■ Instructions for the task
Find the lines containing the word "this" and copy every one of them.
== Input data
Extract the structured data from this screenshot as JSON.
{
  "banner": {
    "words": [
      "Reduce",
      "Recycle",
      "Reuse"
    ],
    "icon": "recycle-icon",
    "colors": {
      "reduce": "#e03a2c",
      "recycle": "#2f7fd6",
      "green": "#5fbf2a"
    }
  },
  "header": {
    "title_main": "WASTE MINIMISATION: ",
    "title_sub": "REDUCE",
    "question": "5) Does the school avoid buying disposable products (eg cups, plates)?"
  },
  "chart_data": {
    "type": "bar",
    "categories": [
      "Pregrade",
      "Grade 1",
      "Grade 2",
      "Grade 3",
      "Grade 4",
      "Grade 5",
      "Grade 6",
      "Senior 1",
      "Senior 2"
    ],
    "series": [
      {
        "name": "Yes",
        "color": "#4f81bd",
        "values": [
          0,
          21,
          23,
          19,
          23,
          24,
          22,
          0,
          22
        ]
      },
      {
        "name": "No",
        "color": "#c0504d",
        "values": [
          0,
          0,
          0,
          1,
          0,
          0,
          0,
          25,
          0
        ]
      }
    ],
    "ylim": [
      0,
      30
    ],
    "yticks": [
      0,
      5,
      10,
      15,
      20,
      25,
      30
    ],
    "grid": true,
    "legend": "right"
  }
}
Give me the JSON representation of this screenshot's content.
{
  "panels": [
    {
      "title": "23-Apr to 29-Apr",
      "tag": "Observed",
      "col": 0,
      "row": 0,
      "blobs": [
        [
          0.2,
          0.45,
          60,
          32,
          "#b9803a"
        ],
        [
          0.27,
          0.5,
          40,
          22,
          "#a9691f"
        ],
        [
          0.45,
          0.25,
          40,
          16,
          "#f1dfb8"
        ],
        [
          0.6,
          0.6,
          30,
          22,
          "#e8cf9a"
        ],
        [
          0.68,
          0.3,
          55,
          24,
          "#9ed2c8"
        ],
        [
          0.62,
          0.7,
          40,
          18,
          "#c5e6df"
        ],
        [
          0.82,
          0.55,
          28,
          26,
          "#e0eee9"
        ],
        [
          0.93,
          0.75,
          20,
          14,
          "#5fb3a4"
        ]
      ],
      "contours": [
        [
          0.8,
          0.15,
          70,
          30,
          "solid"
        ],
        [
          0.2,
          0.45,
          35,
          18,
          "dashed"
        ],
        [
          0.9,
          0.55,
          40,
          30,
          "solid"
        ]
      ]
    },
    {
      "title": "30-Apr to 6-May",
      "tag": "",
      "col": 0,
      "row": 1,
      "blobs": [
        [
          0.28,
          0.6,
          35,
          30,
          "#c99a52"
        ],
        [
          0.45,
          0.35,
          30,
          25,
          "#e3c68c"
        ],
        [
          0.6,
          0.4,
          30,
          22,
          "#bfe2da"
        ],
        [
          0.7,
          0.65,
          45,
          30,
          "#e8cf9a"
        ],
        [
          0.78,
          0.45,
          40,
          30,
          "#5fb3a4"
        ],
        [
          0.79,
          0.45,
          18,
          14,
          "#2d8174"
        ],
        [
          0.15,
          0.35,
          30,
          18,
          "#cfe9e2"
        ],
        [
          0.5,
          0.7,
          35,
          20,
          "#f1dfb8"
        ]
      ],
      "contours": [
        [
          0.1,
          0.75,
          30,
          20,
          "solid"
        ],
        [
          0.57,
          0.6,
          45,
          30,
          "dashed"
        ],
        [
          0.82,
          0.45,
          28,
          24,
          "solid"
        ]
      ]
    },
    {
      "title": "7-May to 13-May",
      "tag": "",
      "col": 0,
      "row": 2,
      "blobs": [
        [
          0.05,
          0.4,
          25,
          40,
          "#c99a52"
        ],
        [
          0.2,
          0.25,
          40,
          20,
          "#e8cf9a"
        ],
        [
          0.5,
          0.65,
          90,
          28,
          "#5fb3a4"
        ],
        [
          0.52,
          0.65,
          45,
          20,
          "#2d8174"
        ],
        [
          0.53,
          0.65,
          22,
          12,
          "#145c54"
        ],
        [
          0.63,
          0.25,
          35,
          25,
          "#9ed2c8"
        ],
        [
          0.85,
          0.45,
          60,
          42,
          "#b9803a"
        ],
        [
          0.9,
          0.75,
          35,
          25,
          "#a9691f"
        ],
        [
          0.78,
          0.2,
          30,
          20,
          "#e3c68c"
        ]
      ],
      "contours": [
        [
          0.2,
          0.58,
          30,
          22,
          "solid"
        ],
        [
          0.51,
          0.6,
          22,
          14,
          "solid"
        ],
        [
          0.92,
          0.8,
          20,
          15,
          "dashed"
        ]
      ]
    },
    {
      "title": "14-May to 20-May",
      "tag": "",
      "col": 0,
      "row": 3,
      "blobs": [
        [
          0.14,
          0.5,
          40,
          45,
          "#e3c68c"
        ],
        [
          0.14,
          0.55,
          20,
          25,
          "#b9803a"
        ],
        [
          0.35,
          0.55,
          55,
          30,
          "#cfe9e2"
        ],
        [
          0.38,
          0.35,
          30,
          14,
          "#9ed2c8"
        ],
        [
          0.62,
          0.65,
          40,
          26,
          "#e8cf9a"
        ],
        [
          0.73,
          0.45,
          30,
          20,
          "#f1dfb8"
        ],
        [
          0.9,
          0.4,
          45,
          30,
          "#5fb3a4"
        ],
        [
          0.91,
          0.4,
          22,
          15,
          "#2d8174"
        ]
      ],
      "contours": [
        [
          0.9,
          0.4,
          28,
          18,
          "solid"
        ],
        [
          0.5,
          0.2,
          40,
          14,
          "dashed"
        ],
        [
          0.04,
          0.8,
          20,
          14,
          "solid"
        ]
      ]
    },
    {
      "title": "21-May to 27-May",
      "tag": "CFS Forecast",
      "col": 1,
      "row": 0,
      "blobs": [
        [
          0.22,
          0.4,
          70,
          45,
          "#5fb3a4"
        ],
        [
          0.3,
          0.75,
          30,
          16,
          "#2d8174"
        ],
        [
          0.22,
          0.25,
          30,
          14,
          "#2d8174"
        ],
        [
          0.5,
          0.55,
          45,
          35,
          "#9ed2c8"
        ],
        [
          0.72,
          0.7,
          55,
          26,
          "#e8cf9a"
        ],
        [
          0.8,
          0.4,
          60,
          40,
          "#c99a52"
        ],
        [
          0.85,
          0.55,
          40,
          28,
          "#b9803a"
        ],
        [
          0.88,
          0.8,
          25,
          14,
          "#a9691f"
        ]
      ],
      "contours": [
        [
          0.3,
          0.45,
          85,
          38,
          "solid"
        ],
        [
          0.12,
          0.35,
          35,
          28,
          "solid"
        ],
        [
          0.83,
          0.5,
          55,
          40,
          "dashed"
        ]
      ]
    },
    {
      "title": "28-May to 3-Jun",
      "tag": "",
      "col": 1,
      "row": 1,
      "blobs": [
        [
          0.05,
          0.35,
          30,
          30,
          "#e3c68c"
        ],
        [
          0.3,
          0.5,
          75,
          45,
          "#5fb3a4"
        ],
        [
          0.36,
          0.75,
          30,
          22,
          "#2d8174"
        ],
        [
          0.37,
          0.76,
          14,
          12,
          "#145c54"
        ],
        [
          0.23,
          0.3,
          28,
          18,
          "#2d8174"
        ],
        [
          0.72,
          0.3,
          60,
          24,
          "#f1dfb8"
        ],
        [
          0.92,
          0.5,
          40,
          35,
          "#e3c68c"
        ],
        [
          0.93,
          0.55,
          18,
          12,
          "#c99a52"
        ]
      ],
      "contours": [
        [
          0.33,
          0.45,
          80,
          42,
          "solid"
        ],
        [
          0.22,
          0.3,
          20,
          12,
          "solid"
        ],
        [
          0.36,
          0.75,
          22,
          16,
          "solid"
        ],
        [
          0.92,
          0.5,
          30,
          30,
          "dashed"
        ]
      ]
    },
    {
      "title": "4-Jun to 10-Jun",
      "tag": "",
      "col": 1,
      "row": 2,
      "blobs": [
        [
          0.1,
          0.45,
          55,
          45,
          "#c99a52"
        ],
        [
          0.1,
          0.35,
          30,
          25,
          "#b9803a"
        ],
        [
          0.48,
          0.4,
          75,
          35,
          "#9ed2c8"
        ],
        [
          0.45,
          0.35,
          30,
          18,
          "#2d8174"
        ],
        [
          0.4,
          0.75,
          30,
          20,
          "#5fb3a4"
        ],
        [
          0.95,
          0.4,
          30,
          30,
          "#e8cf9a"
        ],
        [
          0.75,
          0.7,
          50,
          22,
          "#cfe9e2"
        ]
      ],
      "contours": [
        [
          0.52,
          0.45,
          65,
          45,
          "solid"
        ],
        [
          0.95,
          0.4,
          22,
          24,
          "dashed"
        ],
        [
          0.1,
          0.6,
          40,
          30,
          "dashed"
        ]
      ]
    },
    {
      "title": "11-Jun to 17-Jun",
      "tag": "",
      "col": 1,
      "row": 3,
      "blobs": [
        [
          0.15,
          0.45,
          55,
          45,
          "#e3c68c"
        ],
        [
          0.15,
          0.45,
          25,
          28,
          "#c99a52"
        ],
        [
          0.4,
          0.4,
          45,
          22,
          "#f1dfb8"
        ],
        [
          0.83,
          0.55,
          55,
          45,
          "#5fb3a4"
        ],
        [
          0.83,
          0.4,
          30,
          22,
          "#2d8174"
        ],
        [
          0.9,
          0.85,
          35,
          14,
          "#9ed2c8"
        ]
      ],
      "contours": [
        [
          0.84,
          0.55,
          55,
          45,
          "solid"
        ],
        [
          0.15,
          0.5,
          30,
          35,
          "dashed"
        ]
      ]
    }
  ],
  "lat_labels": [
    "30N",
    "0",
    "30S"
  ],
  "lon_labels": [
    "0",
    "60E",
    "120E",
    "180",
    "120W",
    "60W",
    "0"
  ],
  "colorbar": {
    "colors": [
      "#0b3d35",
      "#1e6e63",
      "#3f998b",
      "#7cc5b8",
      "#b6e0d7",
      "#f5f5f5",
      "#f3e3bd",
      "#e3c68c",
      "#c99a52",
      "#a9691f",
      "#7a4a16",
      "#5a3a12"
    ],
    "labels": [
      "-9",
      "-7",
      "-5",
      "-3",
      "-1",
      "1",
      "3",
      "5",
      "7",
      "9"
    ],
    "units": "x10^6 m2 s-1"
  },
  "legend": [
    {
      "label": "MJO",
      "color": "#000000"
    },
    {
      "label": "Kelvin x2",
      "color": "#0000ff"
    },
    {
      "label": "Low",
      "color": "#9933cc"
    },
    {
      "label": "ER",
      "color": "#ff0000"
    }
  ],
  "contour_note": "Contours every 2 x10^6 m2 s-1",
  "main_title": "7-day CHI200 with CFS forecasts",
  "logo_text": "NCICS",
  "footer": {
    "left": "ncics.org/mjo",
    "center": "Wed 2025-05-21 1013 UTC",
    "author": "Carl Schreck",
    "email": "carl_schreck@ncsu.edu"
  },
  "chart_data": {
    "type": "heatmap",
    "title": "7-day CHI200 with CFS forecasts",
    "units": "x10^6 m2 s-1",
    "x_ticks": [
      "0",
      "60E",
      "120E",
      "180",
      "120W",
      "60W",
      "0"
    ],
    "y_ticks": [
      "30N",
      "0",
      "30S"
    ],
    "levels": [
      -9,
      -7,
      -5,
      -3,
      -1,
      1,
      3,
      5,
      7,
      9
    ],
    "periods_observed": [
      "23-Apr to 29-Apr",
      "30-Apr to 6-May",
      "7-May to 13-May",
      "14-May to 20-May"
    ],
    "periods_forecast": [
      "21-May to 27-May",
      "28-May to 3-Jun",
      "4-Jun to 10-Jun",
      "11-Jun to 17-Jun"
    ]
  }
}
====
■ Written solution
Extract the structured data from this screenshot as JSON.
Give me the JSON representation of this screenshot's content.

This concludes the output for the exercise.